• **THE REQUEST**: Would it be possible to write out each entry below exactly, without the pictures?

• **RECORDS FOR PROCESSING**:
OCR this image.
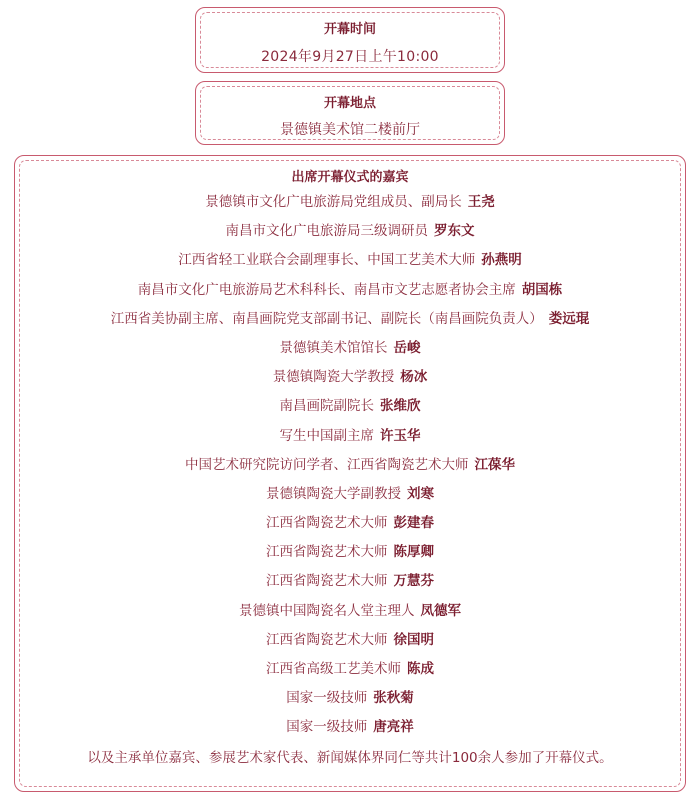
开幕时间
2024年9月27日上午10:00
开幕地点
景德镇美术馆二楼前厅
出席开幕仪式的嘉宾
景德镇市文化广电旅游局党组成员、副局长 王尧
南昌市文化广电旅游局三级调研员 罗东文
江西省轻工业联合会副理事长、中国工艺美术大师 孙燕明
南昌市文化广电旅游局艺术科科长、南昌市文艺志愿者协会主席 胡国栋
江西省美协副主席、南昌画院党支部副书记、副院长（南昌画院负责人） 娄远琨
景德镇美术馆馆长 岳峻
景德镇陶瓷大学教授 杨冰
南昌画院副院长 张维欣
写生中国副主席 许玉华
中国艺术研究院访问学者、江西省陶瓷艺术大师 江葆华
景德镇陶瓷大学副教授 刘寒
江西省陶瓷艺术大师 彭建春
江西省陶瓷艺术大师 陈厚卿
江西省陶瓷艺术大师 万慧芬
景德镇中国陶瓷名人堂主理人 凤德军
江西省陶瓷艺术大师 徐国明
江西省高级工艺美术师 陈成
国家一级技师 张秋菊
国家一级技师 唐亮祥
以及主承单位嘉宾、参展艺术家代表、新闻媒体界同仁等共计100余人参加了开幕仪式。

• **ANSWER TO THIS TASK**:
OCR this image.
开幕时间
2024年9月27日上午10:00
开幕地点
景德镇美术馆二楼前厅
出席开幕仪式的嘉宾
景德镇市文化广电旅游局党组成员、副局长 王尧
南昌市文化广电旅游局三级调研员 罗东文
江西省轻工业联合会副理事长、中国工艺美术大师 孙燕明
南昌市文化广电旅游局艺术科科长、南昌市文艺志愿者协会主席 胡国栋
江西省美协副主席、南昌画院党支部副书记、副院长（南昌画院负责人） 娄远琨
景德镇美术馆馆长 岳峻
景德镇陶瓷大学教授 杨冰
南昌画院副院长 张维欣
写生中国副主席 许玉华
中国艺术研究院访问学者、江西省陶瓷艺术大师 江葆华
景德镇陶瓷大学副教授 刘寒
江西省陶瓷艺术大师 彭建春
江西省陶瓷艺术大师 陈厚卿
江西省陶瓷艺术大师 万慧芬
景德镇中国陶瓷名人堂主理人 凤德军
江西省陶瓷艺术大师 徐国明
江西省高级工艺美术师 陈成
国家一级技师 张秋菊
国家一级技师 唐亮祥
以及主承单位嘉宾、参展艺术家代表、新闻媒体界同仁等共计100余人参加了开幕仪式。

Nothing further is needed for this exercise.